* start Source data *
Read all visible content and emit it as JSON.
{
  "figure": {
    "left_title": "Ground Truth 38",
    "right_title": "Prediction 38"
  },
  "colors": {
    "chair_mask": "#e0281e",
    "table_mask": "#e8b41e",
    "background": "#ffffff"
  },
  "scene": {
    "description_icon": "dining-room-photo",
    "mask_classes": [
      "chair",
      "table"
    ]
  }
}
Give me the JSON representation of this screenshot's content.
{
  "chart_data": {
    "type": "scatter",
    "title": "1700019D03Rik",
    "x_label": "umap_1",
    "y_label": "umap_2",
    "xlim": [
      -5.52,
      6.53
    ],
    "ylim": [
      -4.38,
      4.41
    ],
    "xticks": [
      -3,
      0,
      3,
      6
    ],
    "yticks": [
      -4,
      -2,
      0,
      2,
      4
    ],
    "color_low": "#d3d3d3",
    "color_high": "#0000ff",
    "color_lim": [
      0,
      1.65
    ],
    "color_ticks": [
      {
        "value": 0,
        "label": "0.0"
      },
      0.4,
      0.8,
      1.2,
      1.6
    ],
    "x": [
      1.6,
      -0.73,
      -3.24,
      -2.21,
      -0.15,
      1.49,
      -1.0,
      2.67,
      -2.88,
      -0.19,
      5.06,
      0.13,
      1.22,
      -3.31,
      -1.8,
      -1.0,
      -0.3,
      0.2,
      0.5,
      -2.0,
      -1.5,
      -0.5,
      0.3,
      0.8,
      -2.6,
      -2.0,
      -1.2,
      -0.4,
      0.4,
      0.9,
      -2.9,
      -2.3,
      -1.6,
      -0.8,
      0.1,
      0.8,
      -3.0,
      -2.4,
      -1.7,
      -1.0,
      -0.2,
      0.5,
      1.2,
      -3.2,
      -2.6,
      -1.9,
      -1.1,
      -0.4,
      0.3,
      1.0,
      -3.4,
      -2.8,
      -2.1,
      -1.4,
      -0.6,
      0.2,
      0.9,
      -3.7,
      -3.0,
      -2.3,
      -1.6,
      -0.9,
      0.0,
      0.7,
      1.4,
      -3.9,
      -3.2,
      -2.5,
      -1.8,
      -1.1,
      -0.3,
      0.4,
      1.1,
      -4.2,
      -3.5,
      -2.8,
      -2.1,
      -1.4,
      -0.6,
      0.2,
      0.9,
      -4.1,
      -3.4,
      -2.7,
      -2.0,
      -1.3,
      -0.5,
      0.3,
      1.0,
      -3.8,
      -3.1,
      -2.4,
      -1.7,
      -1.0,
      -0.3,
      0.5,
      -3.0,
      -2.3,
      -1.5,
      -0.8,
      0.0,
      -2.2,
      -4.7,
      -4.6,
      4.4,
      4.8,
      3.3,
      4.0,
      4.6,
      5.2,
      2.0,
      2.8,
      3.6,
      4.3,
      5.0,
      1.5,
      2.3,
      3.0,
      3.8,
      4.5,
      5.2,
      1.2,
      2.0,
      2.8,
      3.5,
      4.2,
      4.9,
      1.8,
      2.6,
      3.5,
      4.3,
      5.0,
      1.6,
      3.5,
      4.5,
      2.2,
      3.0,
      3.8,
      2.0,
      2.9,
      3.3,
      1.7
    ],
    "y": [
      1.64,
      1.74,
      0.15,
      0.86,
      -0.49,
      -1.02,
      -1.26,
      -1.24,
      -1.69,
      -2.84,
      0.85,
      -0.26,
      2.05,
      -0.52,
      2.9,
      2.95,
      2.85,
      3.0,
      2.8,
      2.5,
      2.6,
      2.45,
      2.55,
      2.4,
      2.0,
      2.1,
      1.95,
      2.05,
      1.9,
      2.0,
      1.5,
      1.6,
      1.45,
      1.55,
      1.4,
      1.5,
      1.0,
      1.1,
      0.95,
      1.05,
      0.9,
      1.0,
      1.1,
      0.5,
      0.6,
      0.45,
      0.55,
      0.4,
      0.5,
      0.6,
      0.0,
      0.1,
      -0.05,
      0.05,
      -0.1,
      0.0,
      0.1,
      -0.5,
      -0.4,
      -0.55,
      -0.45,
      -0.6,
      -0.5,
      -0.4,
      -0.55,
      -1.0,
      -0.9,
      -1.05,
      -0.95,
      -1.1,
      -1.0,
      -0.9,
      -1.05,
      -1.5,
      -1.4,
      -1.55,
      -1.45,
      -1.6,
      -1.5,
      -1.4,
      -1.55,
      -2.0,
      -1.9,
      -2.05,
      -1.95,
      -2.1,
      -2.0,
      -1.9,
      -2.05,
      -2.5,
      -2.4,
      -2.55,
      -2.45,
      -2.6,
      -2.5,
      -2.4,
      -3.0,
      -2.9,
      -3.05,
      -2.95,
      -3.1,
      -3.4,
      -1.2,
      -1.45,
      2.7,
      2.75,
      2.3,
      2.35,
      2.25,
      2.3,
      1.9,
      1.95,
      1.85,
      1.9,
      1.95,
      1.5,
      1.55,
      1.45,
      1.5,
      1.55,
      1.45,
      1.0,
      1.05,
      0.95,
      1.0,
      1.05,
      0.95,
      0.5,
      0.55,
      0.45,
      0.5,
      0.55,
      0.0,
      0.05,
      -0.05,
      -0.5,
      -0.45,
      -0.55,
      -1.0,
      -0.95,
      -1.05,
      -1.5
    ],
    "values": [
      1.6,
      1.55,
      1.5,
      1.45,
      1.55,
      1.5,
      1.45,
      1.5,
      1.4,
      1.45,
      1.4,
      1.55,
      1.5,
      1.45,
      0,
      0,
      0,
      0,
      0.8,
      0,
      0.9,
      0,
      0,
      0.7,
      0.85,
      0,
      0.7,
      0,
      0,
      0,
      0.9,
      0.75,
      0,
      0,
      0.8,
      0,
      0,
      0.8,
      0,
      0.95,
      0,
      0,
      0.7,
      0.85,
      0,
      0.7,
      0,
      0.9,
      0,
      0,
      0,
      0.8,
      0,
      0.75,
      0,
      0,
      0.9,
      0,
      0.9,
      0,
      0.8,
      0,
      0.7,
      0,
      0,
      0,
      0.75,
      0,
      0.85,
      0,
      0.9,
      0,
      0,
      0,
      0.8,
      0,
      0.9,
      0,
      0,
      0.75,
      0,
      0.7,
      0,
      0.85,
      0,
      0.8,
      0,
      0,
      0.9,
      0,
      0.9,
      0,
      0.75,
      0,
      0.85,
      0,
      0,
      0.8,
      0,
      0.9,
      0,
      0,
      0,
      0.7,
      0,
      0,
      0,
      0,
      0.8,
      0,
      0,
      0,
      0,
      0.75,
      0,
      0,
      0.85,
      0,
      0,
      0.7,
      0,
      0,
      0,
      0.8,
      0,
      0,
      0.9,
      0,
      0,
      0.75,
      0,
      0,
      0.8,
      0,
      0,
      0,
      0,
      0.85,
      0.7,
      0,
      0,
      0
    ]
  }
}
* end Source data *
▸ Problem: Restate each record exactly as written.

▸ Complete output:
Read all visible content and emit it as JSON.
{
  "figure": {
    "left_title": "Ground Truth 38",
    "right_title": "Prediction 38"
  },
  "colors": {
    "chair_mask": "#e0281e",
    "table_mask": "#e8b41e",
    "background": "#ffffff"
  },
  "scene": {
    "description_icon": "dining-room-photo",
    "mask_classes": [
      "chair",
      "table"
    ]
  }
}
Give me the JSON representation of this screenshot's content.
{
  "chart_data": {
    "type": "scatter",
    "title": "1700019D03Rik",
    "x_label": "umap_1",
    "y_label": "umap_2",
    "xlim": [
      -5.52,
      6.53
    ],
    "ylim": [
      -4.38,
      4.41
    ],
    "xticks": [
      -3,
      0,
      3,
      6
    ],
    "yticks": [
      -4,
      -2,
      0,
      2,
      4
    ],
    "color_low": "#d3d3d3",
    "color_high": "#0000ff",
    "color_lim": [
      0,
      1.65
    ],
    "color_ticks": [
      {
        "value": 0,
        "label": "0.0"
      },
      0.4,
      0.8,
      1.2,
      1.6
    ],
    "x": [
      1.6,
      -0.73,
      -3.24,
      -2.21,
      -0.15,
      1.49,
      -1.0,
      2.67,
      -2.88,
      -0.19,
      5.06,
      0.13,
      1.22,
      -3.31,
      -1.8,
      -1.0,
      -0.3,
      0.2,
      0.5,
      -2.0,
      -1.5,
      -0.5,
      0.3,
      0.8,
      -2.6,
      -2.0,
      -1.2,
      -0.4,
      0.4,
      0.9,
      -2.9,
      -2.3,
      -1.6,
      -0.8,
      0.1,
      0.8,
      -3.0,
      -2.4,
      -1.7,
      -1.0,
      -0.2,
      0.5,
      1.2,
      -3.2,
      -2.6,
      -1.9,
      -1.1,
      -0.4,
      0.3,
      1.0,
      -3.4,
      -2.8,
      -2.1,
      -1.4,
      -0.6,
      0.2,
      0.9,
      -3.7,
      -3.0,
      -2.3,
      -1.6,
      -0.9,
      0.0,
      0.7,
      1.4,
      -3.9,
      -3.2,
      -2.5,
      -1.8,
      -1.1,
      -0.3,
      0.4,
      1.1,
      -4.2,
      -3.5,
      -2.8,
      -2.1,
      -1.4,
      -0.6,
      0.2,
      0.9,
      -4.1,
      -3.4,
      -2.7,
      -2.0,
      -1.3,
      -0.5,
      0.3,
      1.0,
      -3.8,
      -3.1,
      -2.4,
      -1.7,
      -1.0,
      -0.3,
      0.5,
      -3.0,
      -2.3,
      -1.5,
      -0.8,
      0.0,
      -2.2,
      -4.7,
      -4.6,
      4.4,
      4.8,
      3.3,
      4.0,
      4.6,
      5.2,
      2.0,
      2.8,
      3.6,
      4.3,
      5.0,
      1.5,
      2.3,
      3.0,
      3.8,
      4.5,
      5.2,
      1.2,
      2.0,
      2.8,
      3.5,
      4.2,
      4.9,
      1.8,
      2.6,
      3.5,
      4.3,
      5.0,
      1.6,
      3.5,
      4.5,
      2.2,
      3.0,
      3.8,
      2.0,
      2.9,
      3.3,
      1.7
    ],
    "y": [
      1.64,
      1.74,
      0.15,
      0.86,
      -0.49,
      -1.02,
      -1.26,
      -1.24,
      -1.69,
      -2.84,
      0.85,
      -0.26,
      2.05,
      -0.52,
      2.9,
      2.95,
      2.85,
      3.0,
      2.8,
      2.5,
      2.6,
      2.45,
      2.55,
      2.4,
      2.0,
      2.1,
      1.95,
      2.05,
      1.9,
      2.0,
      1.5,
      1.6,
      1.45,
      1.55,
      1.4,
      1.5,
      1.0,
      1.1,
      0.95,
      1.05,
      0.9,
      1.0,
      1.1,
      0.5,
      0.6,
      0.45,
      0.55,
      0.4,
      0.5,
      0.6,
      0.0,
      0.1,
      -0.05,
      0.05,
      -0.1,
      0.0,
      0.1,
      -0.5,
      -0.4,
      -0.55,
      -0.45,
      -0.6,
      -0.5,
      -0.4,
      -0.55,
      -1.0,
      -0.9,
      -1.05,
      -0.95,
      -1.1,
      -1.0,
      -0.9,
      -1.05,
      -1.5,
      -1.4,
      -1.55,
      -1.45,
      -1.6,
      -1.5,
      -1.4,
      -1.55,
      -2.0,
      -1.9,
      -2.05,
      -1.95,
      -2.1,
      -2.0,
      -1.9,
      -2.05,
      -2.5,
      -2.4,
      -2.55,
      -2.45,
      -2.6,
      -2.5,
      -2.4,
      -3.0,
      -2.9,
      -3.05,
      -2.95,
      -3.1,
      -3.4,
      -1.2,
      -1.45,
      2.7,
      2.75,
      2.3,
      2.35,
      2.25,
      2.3,
      1.9,
      1.95,
      1.85,
      1.9,
      1.95,
      1.5,
      1.55,
      1.45,
      1.5,
      1.55,
      1.45,
      1.0,
      1.05,
      0.95,
      1.0,
      1.05,
      0.95,
      0.5,
      0.55,
      0.45,
      0.5,
      0.55,
      0.0,
      0.05,
      -0.05,
      -0.5,
      -0.45,
      -0.55,
      -1.0,
      -0.95,
      -1.05,
      -1.5
    ],
    "values": [
      1.6,
      1.55,
      1.5,
      1.45,
      1.55,
      1.5,
      1.45,
      1.5,
      1.4,
      1.45,
      1.4,
      1.55,
      1.5,
      1.45,
      0,
      0,
      0,
      0,
      0.8,
      0,
      0.9,
      0,
      0,
      0.7,
      0.85,
      0,
      0.7,
      0,
      0,
      0,
      0.9,
      0.75,
      0,
      0,
      0.8,
      0,
      0,
      0.8,
      0,
      0.95,
      0,
      0,
      0.7,
      0.85,
      0,
      0.7,
      0,
      0.9,
      0,
      0,
      0,
      0.8,
      0,
      0.75,
      0,
      0,
      0.9,
      0,
      0.9,
      0,
      0.8,
      0,
      0.7,
      0,
      0,
      0,
      0.75,
      0,
      0.85,
      0,
      0.9,
      0,
      0,
      0,
      0.8,
      0,
      0.9,
      0,
      0,
      0.75,
      0,
      0.7,
      0,
      0.85,
      0,
      0.8,
      0,
      0,
      0.9,
      0,
      0.9,
      0,
      0.75,
      0,
      0.85,
      0,
      0,
      0.8,
      0,
      0.9,
      0,
      0,
      0,
      0.7,
      0,
      0,
      0,
      0,
      0.8,
      0,
      0,
      0,
      0,
      0.75,
      0,
      0,
      0.85,
      0,
      0,
      0.7,
      0,
      0,
      0,
      0.8,
      0,
      0,
      0.9,
      0,
      0,
      0.75,
      0,
      0,
      0.8,
      0,
      0,
      0,
      0,
      0.85,
      0.7,
      0,
      0,
      0
    ]
  }
}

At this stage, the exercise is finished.